(Data entries)
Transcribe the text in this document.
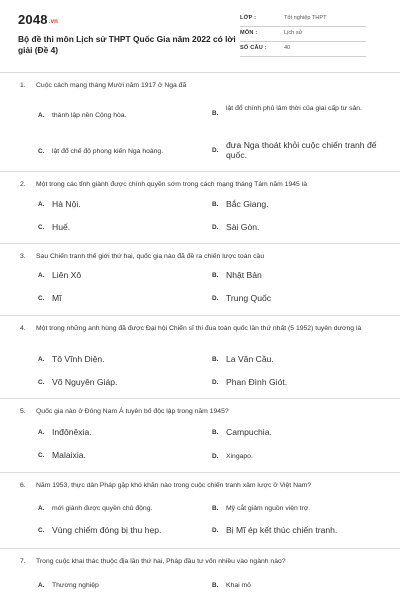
2048.vn
Bộ đề thi môn Lịch sử THPT Quốc Gia năm 2022 có lời giải (Đề 4)
LỚP :	Tốt nghiệp THPT
MÔN :	Lịch sử
SỐ CÂU :	40
1. Cuộc cách mạng tháng Mười năm 1917 ở Nga đã
A. thành lập nền Cộng hòa.	B.
lật đổ chính phủ lâm thời của giai cấp tư sản.
C. lật đổ chế độ phong kiến Nga hoàng.	D.
đưa Nga thoát khỏi cuộc chiến tranh đế quốc.
2. Một trong các tỉnh giành được chính quyền sớm trong cách mạng tháng Tám năm 1945 là
A. Hà Nội.	B. Bắc Giang.
C. Huế.	D. Sài Gòn.
3. Sau Chiến tranh thế giới thứ hai, quốc gia nào đã đề ra chiến lược toàn cầu
A. Liên Xô	B. Nhật Bản
C. Mĩ	D. Trung Quốc
4. Một trong những anh hùng đã được Đại hội Chiến sĩ thi đua toàn quốc lần thứ nhất (5 1952) tuyên dương là
A. Tô Vĩnh Diện.	B. La Văn Cầu.
C. Võ Nguyên Giáp.	D. Phan Đình Giót.
5. Quốc gia nào ở Đông Nam Á tuyên bố độc lập trong năm 1945?
A. Inđônêxia.	B. Campuchia.
C. Malaixia.	D. Xingapo.
6. Năm 1953, thực dân Pháp gặp khó khăn nào trong cuộc chiến tranh xâm lược ở Việt Nam?
A. mới giành được quyền chủ động.	B. Mỹ cắt giảm nguồn viện trợ.
C. Vùng chiếm đóng bị thu hẹp.	D. Bị Mĩ ép kết thúc chiến tranh.
7. Trong cuộc khai thác thuộc địa lần thứ hai, Pháp đầu tư vốn nhiều vào ngành nào?
A. Thương nghiệp	B. Khai mỏ
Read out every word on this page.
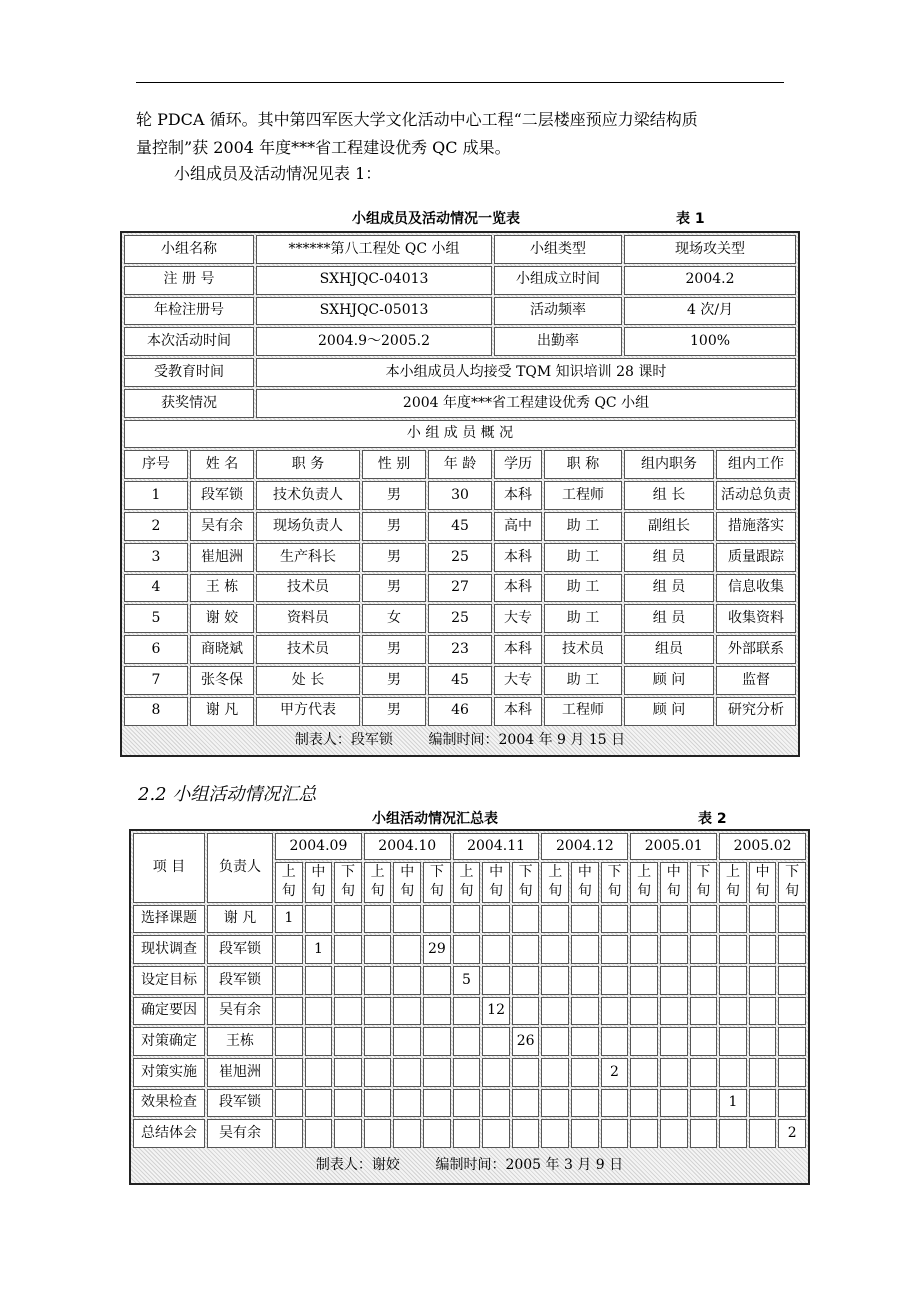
轮 PDCA 循环。其中第四军医大学文化活动中心工程“二层楼座预应力梁结构质
量控制”获 2004 年度***省工程建设优秀 QC 成果。
小组成员及活动情况见表 1：
小组成员及活动情况一览表	表 1
小组名称		******第八工程处 QC 小组			小组类型		现场攻关型	
注 册 号		SXHJQC-04013			小组成立时间		2004.2	
年检注册号		SXHJQC-05013			活动频率		4 次/月	
本次活动时间		2004.9～2005.2			出勤率		100%	
受教育时间		本小组成员人均接受 TQM 知识培训 28 课时						
获奖情况		2004 年度***省工程建设优秀 QC 小组						
小 组 成 员 概 况								
序号	姓 名	职 务	性 别	年 龄	学历	职 称	组内职务	组内工作
1	段军锁	技术负责人	男	30	本科	工程师	组 长	活动总负责
2	吴有余	现场负责人	男	45	高中	助 工	副组长	措施落实
3	崔旭洲	生产科长	男	25	本科	助 工	组 员	质量跟踪
4	王 栋	技术员	男	27	本科	助 工	组 员	信息收集
5	谢 姣	资料员	女	25	大专	助 工	组 员	收集资料
6	商晓斌	技术员	男	23	本科	技术员	组员	外部联系
7	张冬保	处 长	男	45	大专	助 工	顾 问	监督
8	谢 凡	甲方代表	男	46	本科	工程师	顾 问	研究分析
制表人：段军锁        编制时间：2004 年 9 月 15 日								
2.2 小组活动情况汇总
小组活动情况汇总表	表 2
项 目	负责人	2004.09			2004.10			2004.11			2004.12			2005.01			2005.02		
		上旬	中旬	下旬	上旬	中旬	下旬	上旬	中旬	下旬	上旬	中旬	下旬	上旬	中旬	下旬	上旬	中旬	下旬
选择课题	谢 凡	1																	
现状调查	段军锁		1				29												
设定目标	段军锁							5											
确定要因	吴有余								12										
对策确定	王栋									26									
对策实施	崔旭洲												2						
效果检查	段军锁																1		
总结体会	吴有余																		2
制表人：谢姣        编制时间：2005 年 3 月 9 日																			
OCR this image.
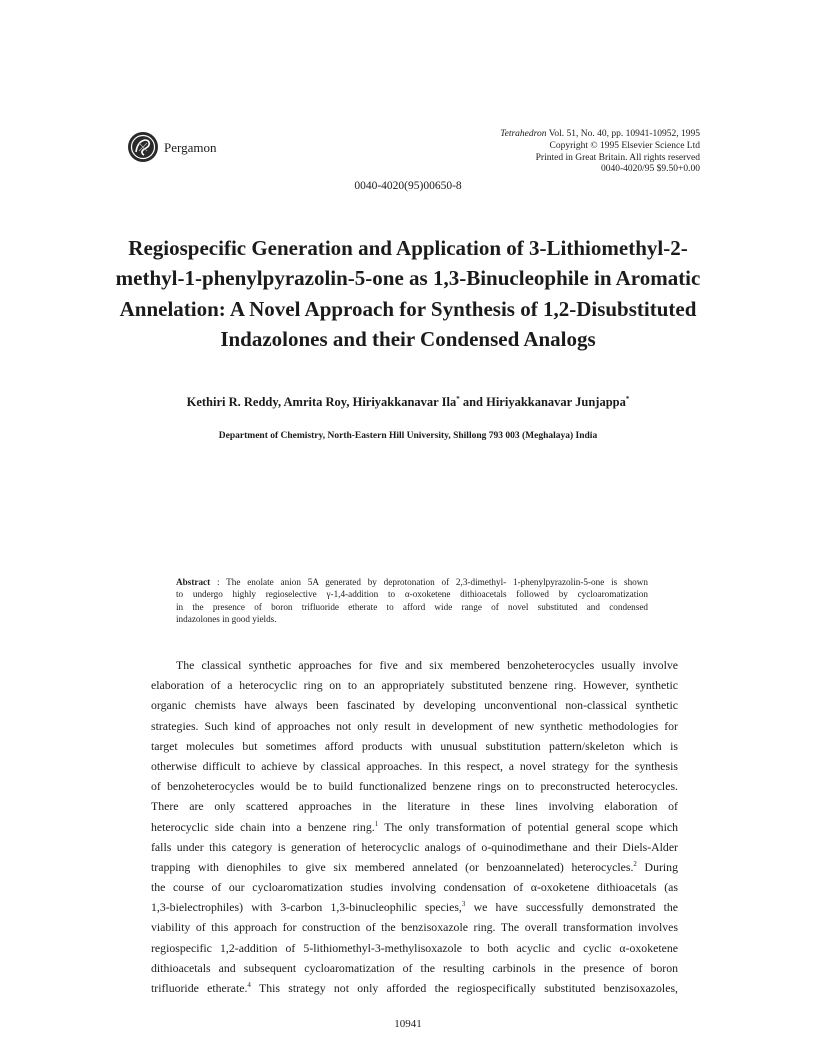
Pergamon
Tetrahedron Vol. 51, No. 40, pp. 10941-10952, 1995
Copyright © 1995 Elsevier Science Ltd
Printed in Great Britain. All rights reserved
0040-4020/95 $9.50+0.00
0040-4020(95)00650-8
Regiospecific Generation and Application of 3-Lithiomethyl-2-
methyl-1-phenylpyrazolin-5-one as 1,3-Binucleophile in Aromatic
Annelation: A Novel Approach for Synthesis of 1,2-Disubstituted
Indazolones and their Condensed Analogs
Kethiri R. Reddy, Amrita Roy, Hiriyakkanavar Ila* and Hiriyakkanavar Junjappa*
Department of Chemistry, North-Eastern Hill University, Shillong 793 003 (Meghalaya) India
Abstract : The enolate anion 5A generated by deprotonation of 2,3-dimethyl- 1-phenylpyrazolin-5-one is shown
to undergo highly regioselective γ-1,4-addition to α-oxoketene dithioacetals followed by cycloaromatization
in the presence of boron trifluoride etherate to afford wide range of novel substituted and condensed
indazolones in good yields.
The classical synthetic approaches for five and six membered benzoheterocycles usually involve
elaboration of a heterocyclic ring on to an appropriately substituted benzene ring. However, synthetic
organic chemists have always been fascinated by developing unconventional non-classical synthetic
strategies. Such kind of approaches not only result in development of new synthetic methodologies for
target molecules but sometimes afford products with unusual substitution pattern/skeleton which is
otherwise difficult to achieve by classical approaches. In this respect, a novel strategy for the synthesis
of benzoheterocycles would be to build functionalized benzene rings on to preconstructed heterocycles.
There are only scattered approaches in the literature in these lines involving elaboration of
heterocyclic side chain into a benzene ring.$^1$ The only transformation of potential general scope which
falls under this category is generation of heterocyclic analogs of o-quinodimethane and their Diels-Alder
trapping with dienophiles to give six membered annelated (or benzoannelated) heterocycles.$^2$ During
the course of our cycloaromatization studies involving condensation of α-oxoketene dithioacetals (as
1,3-bielectrophiles) with 3-carbon 1,3-binucleophilic species,$^3$ we have successfully demonstrated the
viability of this approach for construction of the benzisoxazole ring. The overall transformation involves
regiospecific 1,2-addition of 5-lithiomethyl-3-methylisoxazole to both acyclic and cyclic α-oxoketene
dithioacetals and subsequent cycloaromatization of the resulting carbinols in the presence of boron
trifluoride etherate.$^4$ This strategy not only afforded the regiospecifically substituted benzisoxazoles,
10941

▶ [TASK GOAL]: Show all lines from the listing above in which "etherate" appears.

▶ [WRITTEN SOLUTION]:
in the presence of boron trifluoride etherate to afford wide range of novel substituted and condensed
trifluoride etherate.$^4$ This strategy not only afforded the regiospecifically substituted benzisoxazoles,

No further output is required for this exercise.